Lines holding the string "screenshot" are the ones to copy from this listing.

Start

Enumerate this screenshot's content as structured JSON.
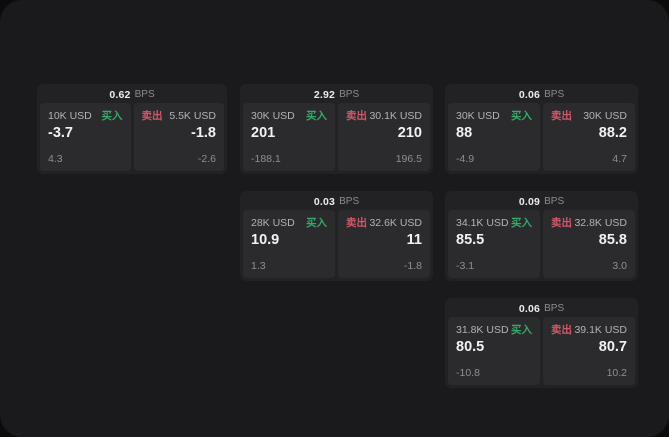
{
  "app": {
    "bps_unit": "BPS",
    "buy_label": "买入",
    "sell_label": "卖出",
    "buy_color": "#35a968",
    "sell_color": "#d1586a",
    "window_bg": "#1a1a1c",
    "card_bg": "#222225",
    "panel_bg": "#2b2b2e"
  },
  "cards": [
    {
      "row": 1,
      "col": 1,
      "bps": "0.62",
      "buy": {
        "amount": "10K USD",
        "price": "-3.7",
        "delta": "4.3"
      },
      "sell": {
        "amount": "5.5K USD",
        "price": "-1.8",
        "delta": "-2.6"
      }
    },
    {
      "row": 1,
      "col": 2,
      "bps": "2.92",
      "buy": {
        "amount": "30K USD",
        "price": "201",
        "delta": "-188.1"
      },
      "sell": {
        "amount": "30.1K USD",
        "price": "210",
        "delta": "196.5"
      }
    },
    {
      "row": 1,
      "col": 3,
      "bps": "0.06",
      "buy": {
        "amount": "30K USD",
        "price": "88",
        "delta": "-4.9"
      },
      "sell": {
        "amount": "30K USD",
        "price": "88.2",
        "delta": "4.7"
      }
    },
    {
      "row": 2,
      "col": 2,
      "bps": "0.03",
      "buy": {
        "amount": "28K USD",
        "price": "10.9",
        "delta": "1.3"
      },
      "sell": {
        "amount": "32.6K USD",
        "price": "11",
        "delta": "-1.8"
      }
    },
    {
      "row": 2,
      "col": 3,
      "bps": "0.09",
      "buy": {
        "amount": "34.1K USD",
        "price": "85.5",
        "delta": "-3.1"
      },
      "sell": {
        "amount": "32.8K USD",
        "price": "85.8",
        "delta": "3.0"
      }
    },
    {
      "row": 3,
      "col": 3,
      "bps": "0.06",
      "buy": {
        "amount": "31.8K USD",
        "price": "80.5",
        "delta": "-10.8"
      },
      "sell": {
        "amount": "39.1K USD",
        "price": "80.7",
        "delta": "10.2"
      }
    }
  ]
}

End
Start

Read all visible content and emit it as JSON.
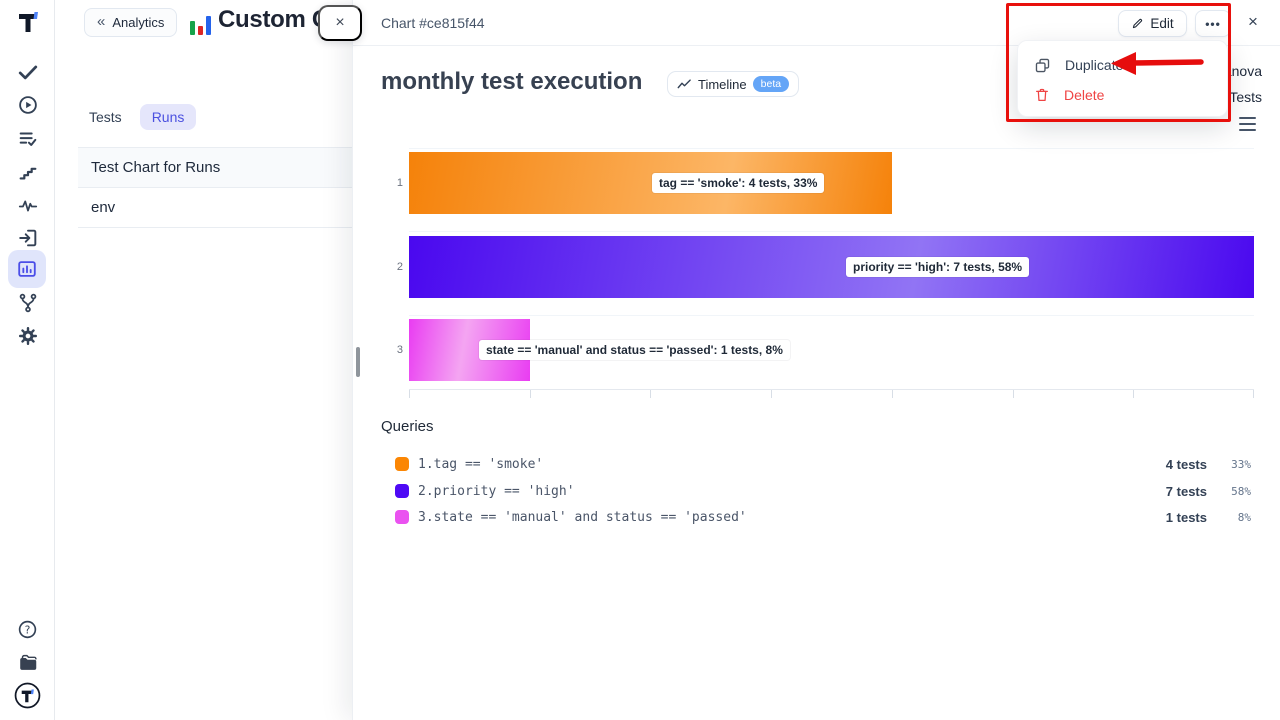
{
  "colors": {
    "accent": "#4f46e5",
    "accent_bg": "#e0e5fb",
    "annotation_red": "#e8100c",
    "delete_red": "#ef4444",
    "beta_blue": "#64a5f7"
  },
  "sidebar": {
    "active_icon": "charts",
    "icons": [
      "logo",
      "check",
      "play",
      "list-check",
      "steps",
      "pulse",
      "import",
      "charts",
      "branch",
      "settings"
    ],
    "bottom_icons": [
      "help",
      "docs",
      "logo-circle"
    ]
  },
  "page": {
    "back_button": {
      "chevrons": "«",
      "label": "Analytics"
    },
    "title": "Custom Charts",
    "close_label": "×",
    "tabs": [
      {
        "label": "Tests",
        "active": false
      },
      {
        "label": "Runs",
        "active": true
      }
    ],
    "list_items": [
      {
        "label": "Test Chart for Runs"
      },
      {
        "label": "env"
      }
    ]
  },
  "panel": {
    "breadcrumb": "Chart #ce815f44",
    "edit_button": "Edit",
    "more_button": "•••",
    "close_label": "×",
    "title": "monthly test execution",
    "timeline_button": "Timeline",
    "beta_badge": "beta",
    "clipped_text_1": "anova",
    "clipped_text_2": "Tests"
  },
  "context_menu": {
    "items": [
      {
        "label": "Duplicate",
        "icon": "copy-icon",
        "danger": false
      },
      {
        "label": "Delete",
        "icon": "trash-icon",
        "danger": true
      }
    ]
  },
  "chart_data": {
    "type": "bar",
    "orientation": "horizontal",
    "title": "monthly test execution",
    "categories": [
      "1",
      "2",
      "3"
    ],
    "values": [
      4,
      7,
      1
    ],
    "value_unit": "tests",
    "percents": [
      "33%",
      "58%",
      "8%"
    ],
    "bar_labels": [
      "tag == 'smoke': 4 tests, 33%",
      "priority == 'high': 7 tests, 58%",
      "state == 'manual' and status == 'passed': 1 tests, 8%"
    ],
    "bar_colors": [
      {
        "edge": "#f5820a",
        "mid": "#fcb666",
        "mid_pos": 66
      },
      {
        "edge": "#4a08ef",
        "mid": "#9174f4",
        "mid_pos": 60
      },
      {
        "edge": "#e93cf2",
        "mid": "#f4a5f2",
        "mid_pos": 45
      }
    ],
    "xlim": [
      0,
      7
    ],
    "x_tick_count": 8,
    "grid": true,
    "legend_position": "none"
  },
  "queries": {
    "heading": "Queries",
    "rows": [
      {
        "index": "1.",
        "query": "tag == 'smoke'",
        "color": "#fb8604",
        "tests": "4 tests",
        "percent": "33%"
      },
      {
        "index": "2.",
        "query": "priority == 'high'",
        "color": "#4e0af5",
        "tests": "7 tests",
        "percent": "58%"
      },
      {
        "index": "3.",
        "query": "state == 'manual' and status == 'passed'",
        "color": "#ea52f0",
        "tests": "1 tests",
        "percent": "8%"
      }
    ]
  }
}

End
Start

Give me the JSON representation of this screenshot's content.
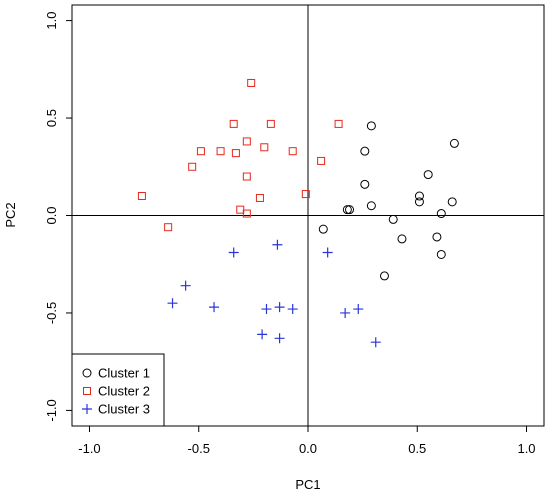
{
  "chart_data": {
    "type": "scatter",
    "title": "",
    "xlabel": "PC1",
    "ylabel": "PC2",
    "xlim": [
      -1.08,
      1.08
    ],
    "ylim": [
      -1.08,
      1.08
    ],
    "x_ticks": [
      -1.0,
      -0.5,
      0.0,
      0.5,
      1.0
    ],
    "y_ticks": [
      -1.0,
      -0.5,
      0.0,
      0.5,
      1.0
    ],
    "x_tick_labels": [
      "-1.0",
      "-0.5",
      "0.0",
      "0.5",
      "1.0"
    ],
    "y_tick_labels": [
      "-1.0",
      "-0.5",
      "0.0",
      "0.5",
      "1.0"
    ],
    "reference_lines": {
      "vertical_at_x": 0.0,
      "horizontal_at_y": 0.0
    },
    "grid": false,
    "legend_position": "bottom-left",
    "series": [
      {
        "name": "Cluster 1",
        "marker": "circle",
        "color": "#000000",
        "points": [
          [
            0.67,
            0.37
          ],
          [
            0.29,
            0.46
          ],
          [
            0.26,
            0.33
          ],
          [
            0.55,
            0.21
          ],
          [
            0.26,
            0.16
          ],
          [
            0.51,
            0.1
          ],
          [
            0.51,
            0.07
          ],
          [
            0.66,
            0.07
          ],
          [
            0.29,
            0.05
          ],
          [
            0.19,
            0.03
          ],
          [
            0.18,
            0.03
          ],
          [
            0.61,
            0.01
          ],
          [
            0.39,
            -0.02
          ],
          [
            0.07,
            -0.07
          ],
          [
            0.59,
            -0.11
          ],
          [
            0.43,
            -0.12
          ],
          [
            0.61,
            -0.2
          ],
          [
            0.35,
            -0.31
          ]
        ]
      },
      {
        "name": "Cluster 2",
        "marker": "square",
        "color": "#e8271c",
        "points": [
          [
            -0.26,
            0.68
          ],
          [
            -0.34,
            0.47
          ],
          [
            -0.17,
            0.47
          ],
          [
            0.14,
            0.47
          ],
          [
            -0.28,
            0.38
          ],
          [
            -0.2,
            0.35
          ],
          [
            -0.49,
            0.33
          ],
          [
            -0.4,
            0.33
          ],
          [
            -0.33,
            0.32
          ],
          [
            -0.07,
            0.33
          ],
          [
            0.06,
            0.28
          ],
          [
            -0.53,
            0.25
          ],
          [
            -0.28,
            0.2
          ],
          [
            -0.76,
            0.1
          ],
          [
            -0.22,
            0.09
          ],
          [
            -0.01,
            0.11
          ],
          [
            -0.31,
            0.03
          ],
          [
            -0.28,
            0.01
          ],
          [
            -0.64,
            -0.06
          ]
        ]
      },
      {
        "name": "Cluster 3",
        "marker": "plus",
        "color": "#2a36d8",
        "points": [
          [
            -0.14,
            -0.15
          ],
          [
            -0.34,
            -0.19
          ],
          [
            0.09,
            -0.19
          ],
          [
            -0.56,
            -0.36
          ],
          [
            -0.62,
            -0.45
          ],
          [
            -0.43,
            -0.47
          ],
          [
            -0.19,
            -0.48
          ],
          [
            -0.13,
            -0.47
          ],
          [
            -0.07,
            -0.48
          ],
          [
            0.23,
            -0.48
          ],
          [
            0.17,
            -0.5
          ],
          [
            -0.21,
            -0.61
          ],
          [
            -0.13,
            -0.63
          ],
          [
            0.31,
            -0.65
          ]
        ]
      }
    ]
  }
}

End

= Reply to the exercise =
Enumerate this screenshot's content as structured JSON.
Give me the JSON representation of this screenshot's content.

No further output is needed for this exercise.